WHAT IS NEEDED | Counting only lines that hold "best", give the total and nothing more.

LISTED ENTRIES |

## start

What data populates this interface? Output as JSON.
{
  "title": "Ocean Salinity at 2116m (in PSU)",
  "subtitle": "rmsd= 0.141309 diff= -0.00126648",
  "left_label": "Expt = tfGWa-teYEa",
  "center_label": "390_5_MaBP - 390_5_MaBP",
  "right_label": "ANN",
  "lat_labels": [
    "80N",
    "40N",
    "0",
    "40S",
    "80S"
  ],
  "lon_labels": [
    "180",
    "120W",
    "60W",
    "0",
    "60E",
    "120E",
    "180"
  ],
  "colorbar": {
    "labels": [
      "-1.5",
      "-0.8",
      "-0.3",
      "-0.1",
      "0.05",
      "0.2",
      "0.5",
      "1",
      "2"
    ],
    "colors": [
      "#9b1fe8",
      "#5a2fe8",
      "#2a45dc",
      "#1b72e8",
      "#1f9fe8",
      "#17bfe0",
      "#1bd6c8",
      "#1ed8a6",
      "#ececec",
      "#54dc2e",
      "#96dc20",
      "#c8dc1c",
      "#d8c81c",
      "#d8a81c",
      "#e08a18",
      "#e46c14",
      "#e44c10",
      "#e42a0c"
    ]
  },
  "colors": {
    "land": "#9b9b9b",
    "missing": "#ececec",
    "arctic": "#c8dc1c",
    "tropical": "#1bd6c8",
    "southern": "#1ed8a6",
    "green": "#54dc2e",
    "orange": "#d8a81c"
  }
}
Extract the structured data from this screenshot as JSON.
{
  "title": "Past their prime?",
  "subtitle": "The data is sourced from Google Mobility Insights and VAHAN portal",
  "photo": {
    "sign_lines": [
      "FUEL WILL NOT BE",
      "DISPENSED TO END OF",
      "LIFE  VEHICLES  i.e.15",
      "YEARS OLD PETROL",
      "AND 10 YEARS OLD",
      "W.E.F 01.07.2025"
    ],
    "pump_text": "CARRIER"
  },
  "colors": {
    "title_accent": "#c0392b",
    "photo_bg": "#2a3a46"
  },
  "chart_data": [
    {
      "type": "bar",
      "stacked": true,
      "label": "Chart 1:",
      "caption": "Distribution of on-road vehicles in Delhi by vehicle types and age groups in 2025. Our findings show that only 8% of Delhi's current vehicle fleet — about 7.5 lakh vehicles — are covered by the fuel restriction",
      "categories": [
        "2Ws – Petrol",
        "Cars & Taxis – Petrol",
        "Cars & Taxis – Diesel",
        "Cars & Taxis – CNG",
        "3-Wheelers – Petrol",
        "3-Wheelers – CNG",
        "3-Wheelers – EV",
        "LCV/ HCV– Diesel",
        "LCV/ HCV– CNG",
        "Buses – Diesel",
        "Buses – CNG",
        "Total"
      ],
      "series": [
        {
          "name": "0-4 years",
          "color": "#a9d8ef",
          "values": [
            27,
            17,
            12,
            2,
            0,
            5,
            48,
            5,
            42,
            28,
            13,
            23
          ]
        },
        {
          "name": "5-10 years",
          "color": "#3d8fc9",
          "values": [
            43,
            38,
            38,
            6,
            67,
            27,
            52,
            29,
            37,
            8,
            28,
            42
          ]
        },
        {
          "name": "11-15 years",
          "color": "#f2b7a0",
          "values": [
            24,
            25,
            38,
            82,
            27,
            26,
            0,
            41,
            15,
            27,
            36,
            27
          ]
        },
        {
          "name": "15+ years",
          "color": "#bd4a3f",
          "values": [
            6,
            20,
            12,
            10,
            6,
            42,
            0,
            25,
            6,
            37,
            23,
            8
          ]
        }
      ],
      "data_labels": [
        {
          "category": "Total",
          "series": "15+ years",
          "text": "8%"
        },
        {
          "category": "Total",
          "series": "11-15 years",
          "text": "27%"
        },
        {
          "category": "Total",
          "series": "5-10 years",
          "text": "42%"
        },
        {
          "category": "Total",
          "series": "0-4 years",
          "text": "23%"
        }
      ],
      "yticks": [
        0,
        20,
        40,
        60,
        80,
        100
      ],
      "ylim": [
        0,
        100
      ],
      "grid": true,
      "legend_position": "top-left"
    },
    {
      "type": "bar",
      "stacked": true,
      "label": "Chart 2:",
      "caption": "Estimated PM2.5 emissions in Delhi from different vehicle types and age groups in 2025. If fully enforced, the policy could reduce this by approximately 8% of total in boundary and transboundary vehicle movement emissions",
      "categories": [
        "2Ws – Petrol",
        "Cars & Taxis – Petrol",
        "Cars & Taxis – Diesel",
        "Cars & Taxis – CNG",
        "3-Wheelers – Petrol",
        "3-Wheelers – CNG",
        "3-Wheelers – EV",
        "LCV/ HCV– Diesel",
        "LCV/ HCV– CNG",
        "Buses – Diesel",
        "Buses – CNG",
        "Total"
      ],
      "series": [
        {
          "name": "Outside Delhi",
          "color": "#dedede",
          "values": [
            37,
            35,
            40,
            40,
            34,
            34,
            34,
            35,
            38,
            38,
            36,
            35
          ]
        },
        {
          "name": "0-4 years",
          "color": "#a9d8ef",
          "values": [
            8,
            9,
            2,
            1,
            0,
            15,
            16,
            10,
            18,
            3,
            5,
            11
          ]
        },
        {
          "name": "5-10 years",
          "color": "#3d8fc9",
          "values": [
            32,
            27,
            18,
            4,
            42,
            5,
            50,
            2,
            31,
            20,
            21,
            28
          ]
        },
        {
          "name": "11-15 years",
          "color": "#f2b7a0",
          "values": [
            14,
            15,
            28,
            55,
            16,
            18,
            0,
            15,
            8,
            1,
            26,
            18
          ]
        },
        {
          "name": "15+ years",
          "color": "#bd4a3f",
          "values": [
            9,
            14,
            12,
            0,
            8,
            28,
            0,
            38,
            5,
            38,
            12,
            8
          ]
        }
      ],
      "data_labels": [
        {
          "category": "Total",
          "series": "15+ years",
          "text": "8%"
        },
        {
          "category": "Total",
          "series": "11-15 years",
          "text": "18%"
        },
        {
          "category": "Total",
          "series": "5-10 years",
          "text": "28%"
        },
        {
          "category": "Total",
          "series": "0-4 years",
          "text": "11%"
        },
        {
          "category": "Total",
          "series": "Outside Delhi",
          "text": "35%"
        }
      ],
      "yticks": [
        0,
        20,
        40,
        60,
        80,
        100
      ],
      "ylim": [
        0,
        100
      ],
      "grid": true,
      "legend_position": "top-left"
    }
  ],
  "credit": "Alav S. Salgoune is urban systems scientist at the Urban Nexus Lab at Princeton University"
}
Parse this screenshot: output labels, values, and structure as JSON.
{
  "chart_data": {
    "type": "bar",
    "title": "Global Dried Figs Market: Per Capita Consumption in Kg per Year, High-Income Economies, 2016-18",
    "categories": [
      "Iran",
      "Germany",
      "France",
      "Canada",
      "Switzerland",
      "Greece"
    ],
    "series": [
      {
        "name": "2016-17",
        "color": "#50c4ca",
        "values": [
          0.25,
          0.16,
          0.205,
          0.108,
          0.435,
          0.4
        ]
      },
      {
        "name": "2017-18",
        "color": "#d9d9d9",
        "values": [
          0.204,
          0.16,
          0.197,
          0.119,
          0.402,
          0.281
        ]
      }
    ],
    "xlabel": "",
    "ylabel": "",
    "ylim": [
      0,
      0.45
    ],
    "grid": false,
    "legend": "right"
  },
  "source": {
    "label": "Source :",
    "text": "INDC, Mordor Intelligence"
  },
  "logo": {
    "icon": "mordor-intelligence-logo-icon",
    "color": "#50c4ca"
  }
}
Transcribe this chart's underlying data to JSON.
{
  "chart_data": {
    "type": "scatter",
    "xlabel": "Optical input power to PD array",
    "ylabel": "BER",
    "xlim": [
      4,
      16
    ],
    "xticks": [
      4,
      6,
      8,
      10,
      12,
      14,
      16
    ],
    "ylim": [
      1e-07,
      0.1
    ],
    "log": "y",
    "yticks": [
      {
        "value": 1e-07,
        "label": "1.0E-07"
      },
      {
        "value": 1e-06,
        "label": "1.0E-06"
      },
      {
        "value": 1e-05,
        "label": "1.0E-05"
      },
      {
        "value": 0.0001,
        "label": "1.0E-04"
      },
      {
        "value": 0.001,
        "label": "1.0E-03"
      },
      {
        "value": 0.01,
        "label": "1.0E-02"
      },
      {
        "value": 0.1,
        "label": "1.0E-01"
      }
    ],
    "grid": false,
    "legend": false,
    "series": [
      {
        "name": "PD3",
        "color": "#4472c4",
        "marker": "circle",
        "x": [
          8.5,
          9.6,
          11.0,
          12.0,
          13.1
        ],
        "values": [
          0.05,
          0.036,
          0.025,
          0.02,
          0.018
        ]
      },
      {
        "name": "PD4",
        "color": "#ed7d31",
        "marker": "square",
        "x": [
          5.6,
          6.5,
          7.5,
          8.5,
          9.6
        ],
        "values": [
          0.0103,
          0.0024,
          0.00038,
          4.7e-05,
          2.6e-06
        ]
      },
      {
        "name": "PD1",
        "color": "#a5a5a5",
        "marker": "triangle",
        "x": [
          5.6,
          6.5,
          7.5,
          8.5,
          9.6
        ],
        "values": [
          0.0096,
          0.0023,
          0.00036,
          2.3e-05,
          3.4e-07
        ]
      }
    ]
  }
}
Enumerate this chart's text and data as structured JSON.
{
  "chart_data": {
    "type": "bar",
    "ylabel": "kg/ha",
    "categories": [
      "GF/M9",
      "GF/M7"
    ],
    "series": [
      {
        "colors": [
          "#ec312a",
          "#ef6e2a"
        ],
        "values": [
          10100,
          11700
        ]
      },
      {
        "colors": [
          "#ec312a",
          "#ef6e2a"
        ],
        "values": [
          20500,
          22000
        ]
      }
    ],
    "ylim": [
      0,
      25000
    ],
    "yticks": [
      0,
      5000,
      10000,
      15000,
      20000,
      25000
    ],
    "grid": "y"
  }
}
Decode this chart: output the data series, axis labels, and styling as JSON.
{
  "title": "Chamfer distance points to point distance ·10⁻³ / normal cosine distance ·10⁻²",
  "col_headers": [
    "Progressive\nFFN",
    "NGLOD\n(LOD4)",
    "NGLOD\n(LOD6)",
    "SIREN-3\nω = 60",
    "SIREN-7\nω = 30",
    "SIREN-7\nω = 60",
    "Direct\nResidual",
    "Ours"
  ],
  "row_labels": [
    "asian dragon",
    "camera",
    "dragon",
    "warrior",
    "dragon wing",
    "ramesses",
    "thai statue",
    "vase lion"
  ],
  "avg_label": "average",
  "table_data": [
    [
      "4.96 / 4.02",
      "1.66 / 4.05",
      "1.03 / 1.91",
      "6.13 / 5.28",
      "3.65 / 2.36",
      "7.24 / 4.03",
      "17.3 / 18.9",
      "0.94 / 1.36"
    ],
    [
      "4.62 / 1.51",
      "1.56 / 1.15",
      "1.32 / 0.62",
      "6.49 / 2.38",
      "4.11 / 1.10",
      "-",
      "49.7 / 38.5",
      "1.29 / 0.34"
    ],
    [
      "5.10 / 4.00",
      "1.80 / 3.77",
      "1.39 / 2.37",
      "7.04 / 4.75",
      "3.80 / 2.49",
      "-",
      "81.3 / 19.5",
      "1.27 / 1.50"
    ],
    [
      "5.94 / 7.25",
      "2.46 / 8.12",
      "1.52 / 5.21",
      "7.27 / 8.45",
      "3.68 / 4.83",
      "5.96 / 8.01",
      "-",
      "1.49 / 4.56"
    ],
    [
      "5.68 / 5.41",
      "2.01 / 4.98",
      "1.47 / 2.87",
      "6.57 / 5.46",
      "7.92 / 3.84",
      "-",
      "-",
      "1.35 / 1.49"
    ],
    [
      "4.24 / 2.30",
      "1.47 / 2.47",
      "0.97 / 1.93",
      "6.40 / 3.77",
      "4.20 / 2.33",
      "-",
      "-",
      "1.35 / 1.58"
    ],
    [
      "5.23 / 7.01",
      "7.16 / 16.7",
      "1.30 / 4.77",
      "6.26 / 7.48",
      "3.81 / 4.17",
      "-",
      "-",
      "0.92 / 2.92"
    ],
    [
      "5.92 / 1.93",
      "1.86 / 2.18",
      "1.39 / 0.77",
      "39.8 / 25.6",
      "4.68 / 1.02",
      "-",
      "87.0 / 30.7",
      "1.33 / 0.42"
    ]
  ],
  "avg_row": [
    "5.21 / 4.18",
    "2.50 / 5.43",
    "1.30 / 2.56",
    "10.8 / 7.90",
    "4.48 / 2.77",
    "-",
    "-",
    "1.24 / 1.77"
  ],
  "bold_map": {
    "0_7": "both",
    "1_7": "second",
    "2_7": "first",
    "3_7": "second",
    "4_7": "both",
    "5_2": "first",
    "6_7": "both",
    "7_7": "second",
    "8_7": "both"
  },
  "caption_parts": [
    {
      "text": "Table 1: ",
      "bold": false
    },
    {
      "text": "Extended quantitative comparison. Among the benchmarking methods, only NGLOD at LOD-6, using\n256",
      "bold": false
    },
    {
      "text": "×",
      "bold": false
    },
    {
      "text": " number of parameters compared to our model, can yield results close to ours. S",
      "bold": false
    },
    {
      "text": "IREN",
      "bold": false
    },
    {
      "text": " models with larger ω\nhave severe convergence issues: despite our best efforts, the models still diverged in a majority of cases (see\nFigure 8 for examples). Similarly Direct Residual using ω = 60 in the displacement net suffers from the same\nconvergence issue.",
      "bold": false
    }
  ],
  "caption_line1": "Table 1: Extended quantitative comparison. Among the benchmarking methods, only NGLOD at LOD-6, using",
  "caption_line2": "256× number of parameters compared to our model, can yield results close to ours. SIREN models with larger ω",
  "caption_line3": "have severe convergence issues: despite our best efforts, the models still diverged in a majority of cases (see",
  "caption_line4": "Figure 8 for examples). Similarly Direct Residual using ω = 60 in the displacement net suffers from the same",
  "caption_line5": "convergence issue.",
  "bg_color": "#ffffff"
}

## end

COMPLETE RESPONSE | 2